— Start of Data rows —
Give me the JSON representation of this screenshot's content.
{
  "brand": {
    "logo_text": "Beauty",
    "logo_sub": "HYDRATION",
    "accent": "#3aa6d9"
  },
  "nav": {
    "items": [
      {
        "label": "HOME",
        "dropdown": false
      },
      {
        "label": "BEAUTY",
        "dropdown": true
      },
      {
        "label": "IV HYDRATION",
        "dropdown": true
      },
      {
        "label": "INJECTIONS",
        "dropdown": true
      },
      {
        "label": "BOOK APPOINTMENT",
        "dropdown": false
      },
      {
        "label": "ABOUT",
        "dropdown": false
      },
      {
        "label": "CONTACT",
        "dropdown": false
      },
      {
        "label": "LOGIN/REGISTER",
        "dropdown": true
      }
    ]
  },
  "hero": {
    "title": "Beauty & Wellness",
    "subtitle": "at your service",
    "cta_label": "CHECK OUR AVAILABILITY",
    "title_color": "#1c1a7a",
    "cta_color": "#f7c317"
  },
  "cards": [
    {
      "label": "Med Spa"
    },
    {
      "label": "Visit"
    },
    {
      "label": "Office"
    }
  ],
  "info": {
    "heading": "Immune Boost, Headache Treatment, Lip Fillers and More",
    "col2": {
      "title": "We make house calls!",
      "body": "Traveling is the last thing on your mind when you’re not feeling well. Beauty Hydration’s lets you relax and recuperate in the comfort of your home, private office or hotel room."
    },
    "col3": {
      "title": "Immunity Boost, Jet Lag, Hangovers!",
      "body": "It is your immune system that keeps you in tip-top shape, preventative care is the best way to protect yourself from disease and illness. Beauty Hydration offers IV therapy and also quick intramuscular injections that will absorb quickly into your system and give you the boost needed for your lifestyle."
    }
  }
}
— End of Data rows —
### Work to be completed:
Word for word, restate all of the data shown above.

### Exercise output:
Give me the JSON representation of this screenshot's content.
{
  "brand": {
    "logo_text": "Beauty",
    "logo_sub": "HYDRATION",
    "accent": "#3aa6d9"
  },
  "nav": {
    "items": [
      {
        "label": "HOME",
        "dropdown": false
      },
      {
        "label": "BEAUTY",
        "dropdown": true
      },
      {
        "label": "IV HYDRATION",
        "dropdown": true
      },
      {
        "label": "INJECTIONS",
        "dropdown": true
      },
      {
        "label": "BOOK APPOINTMENT",
        "dropdown": false
      },
      {
        "label": "ABOUT",
        "dropdown": false
      },
      {
        "label": "CONTACT",
        "dropdown": false
      },
      {
        "label": "LOGIN/REGISTER",
        "dropdown": true
      }
    ]
  },
  "hero": {
    "title": "Beauty & Wellness",
    "subtitle": "at your service",
    "cta_label": "CHECK OUR AVAILABILITY",
    "title_color": "#1c1a7a",
    "cta_color": "#f7c317"
  },
  "cards": [
    {
      "label": "Med Spa"
    },
    {
      "label": "Visit"
    },
    {
      "label": "Office"
    }
  ],
  "info": {
    "heading": "Immune Boost, Headache Treatment, Lip Fillers and More",
    "col2": {
      "title": "We make house calls!",
      "body": "Traveling is the last thing on your mind when you’re not feeling well. Beauty Hydration’s lets you relax and recuperate in the comfort of your home, private office or hotel room."
    },
    "col3": {
      "title": "Immunity Boost, Jet Lag, Hangovers!",
      "body": "It is your immune system that keeps you in tip-top shape, preventative care is the best way to protect yourself from disease and illness. Beauty Hydration offers IV therapy and also quick intramuscular injections that will absorb quickly into your system and give you the boost needed for your lifestyle."
    }
  }
}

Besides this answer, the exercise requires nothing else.